>> Start
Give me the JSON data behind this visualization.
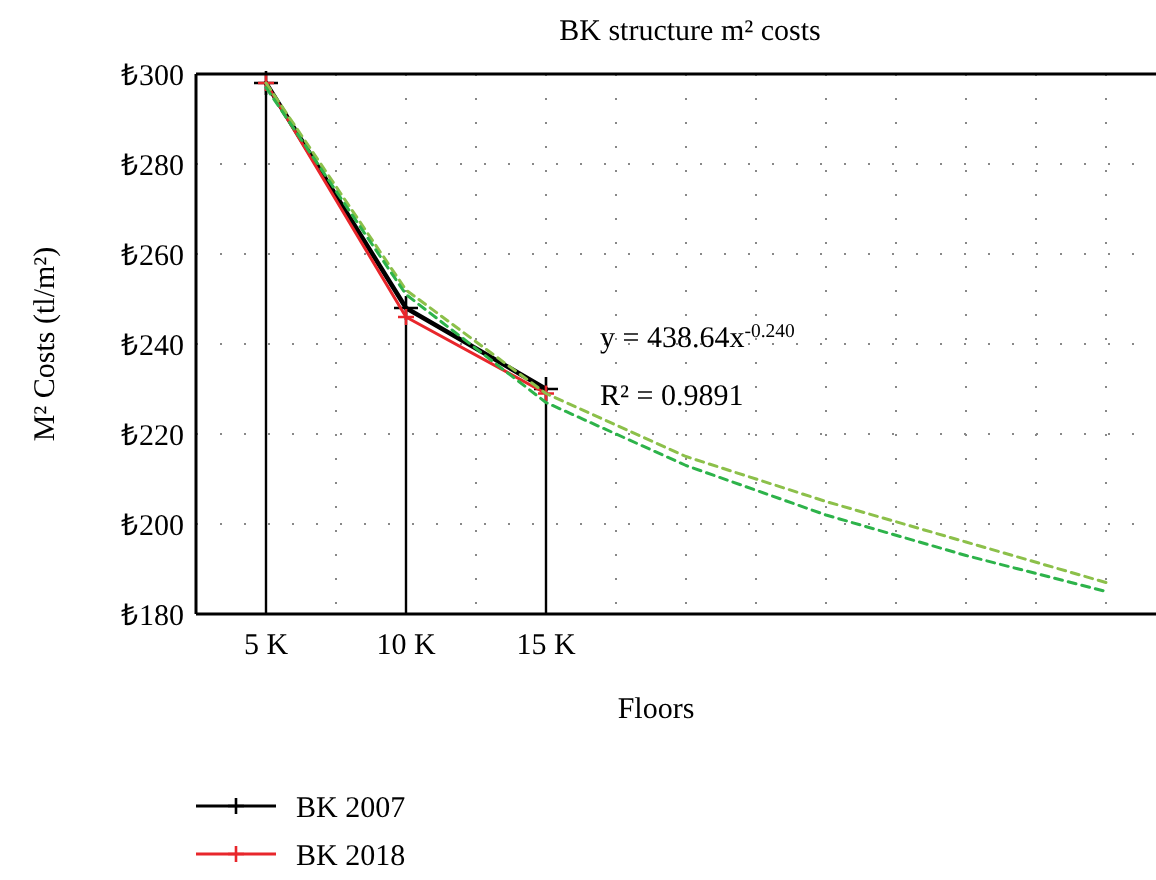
{
  "chart_data": {
    "type": "line",
    "title": "BK structure m² costs",
    "xlabel": "Floors",
    "ylabel": "M² Costs (tl/m²)",
    "categories": [
      "5 K",
      "10 K",
      "15 K",
      null,
      null,
      null,
      null
    ],
    "ylim": [
      180,
      300
    ],
    "yticks": [
      {
        "value": 180,
        "label": "₺180"
      },
      {
        "value": 200,
        "label": "₺200"
      },
      {
        "value": 220,
        "label": "₺220"
      },
      {
        "value": 240,
        "label": "₺240"
      },
      {
        "value": 260,
        "label": "₺260"
      },
      {
        "value": 280,
        "label": "₺280"
      },
      {
        "value": 300,
        "label": "₺300"
      }
    ],
    "grid": true,
    "legend": "bottom",
    "marker": "cross",
    "series": [
      {
        "type": "bar",
        "color": "#000000",
        "values": [
          298,
          248,
          230,
          null,
          null,
          null,
          null
        ]
      },
      {
        "type": "line",
        "line_style": "dashed",
        "marker": "none",
        "color": "#8cc04a",
        "values": [
          298,
          252,
          229,
          215,
          205,
          196,
          187
        ]
      },
      {
        "type": "line",
        "line_style": "dashed",
        "marker": "none",
        "color": "#2db34a",
        "values": [
          297,
          251,
          227,
          213,
          202,
          193,
          185
        ]
      },
      {
        "name": "BK 2007",
        "color": "#000000",
        "values": [
          298,
          248,
          230,
          null,
          null,
          null,
          null
        ]
      },
      {
        "name": "BK 2018",
        "color": "#e8262b",
        "values": [
          298,
          246,
          229,
          null,
          null,
          null,
          null
        ]
      }
    ],
    "annotations": [
      "y = 438.64x$^{-0.240}$",
      "R² = 0.9891"
    ]
  }
}
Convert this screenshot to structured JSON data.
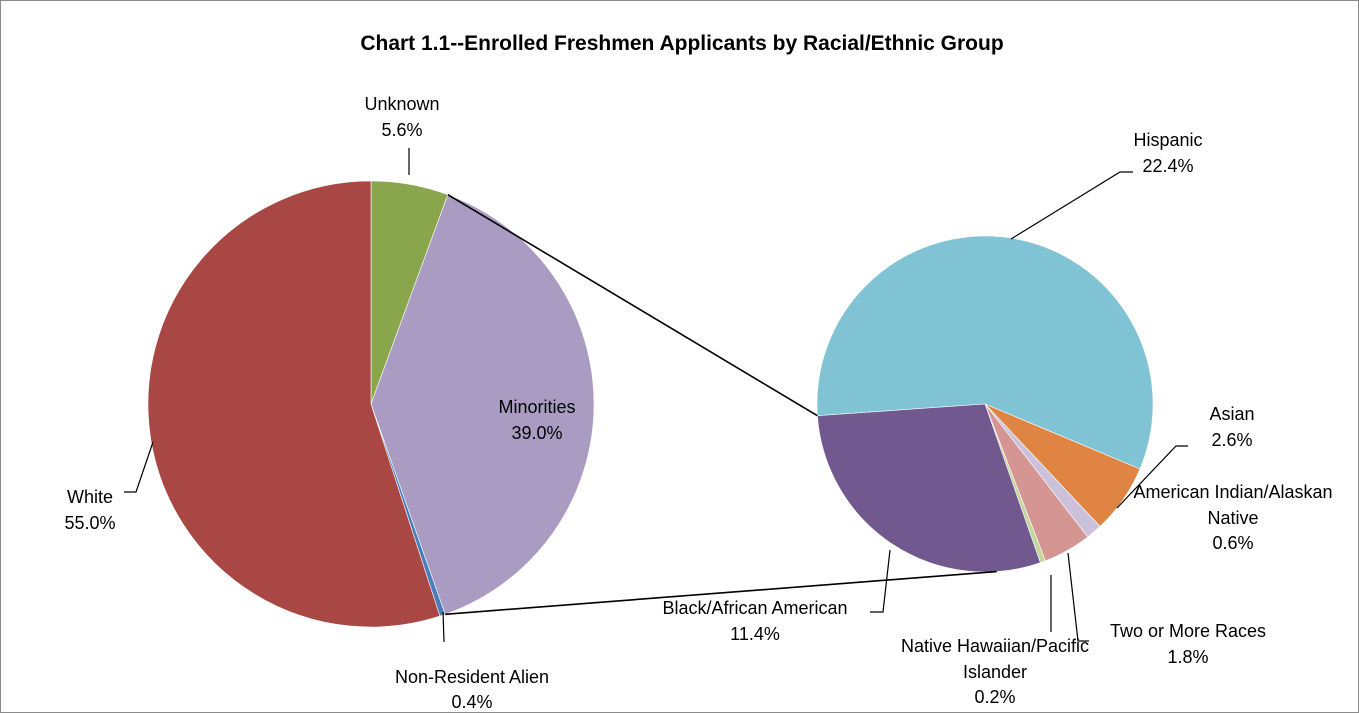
>> End
AIM OF THE EXERCISE:
Quote each record exactly as it stands, minus the pictures.

TASK RESULT:
Give me the JSON data behind this visualization.
{
  "chart_data": {
    "type": "line",
    "title": "BK structure m² costs",
    "xlabel": "Floors",
    "ylabel": "M² Costs (tl/m²)",
    "categories": [
      "5 K",
      "10 K",
      "15 K",
      null,
      null,
      null,
      null
    ],
    "ylim": [
      180,
      300
    ],
    "yticks": [
      {
        "value": 180,
        "label": "₺180"
      },
      {
        "value": 200,
        "label": "₺200"
      },
      {
        "value": 220,
        "label": "₺220"
      },
      {
        "value": 240,
        "label": "₺240"
      },
      {
        "value": 260,
        "label": "₺260"
      },
      {
        "value": 280,
        "label": "₺280"
      },
      {
        "value": 300,
        "label": "₺300"
      }
    ],
    "grid": true,
    "legend": "bottom",
    "marker": "cross",
    "series": [
      {
        "type": "bar",
        "color": "#000000",
        "values": [
          298,
          248,
          230,
          null,
          null,
          null,
          null
        ]
      },
      {
        "type": "line",
        "line_style": "dashed",
        "marker": "none",
        "color": "#8cc04a",
        "values": [
          298,
          252,
          229,
          215,
          205,
          196,
          187
        ]
      },
      {
        "type": "line",
        "line_style": "dashed",
        "marker": "none",
        "color": "#2db34a",
        "values": [
          297,
          251,
          227,
          213,
          202,
          193,
          185
        ]
      },
      {
        "name": "BK 2007",
        "color": "#000000",
        "values": [
          298,
          248,
          230,
          null,
          null,
          null,
          null
        ]
      },
      {
        "name": "BK 2018",
        "color": "#e8262b",
        "values": [
          298,
          246,
          229,
          null,
          null,
          null,
          null
        ]
      }
    ],
    "annotations": [
      "y = 438.64x$^{-0.240}$",
      "R² = 0.9891"
    ]
  }
}
Convert this screenshot to structured JSON data.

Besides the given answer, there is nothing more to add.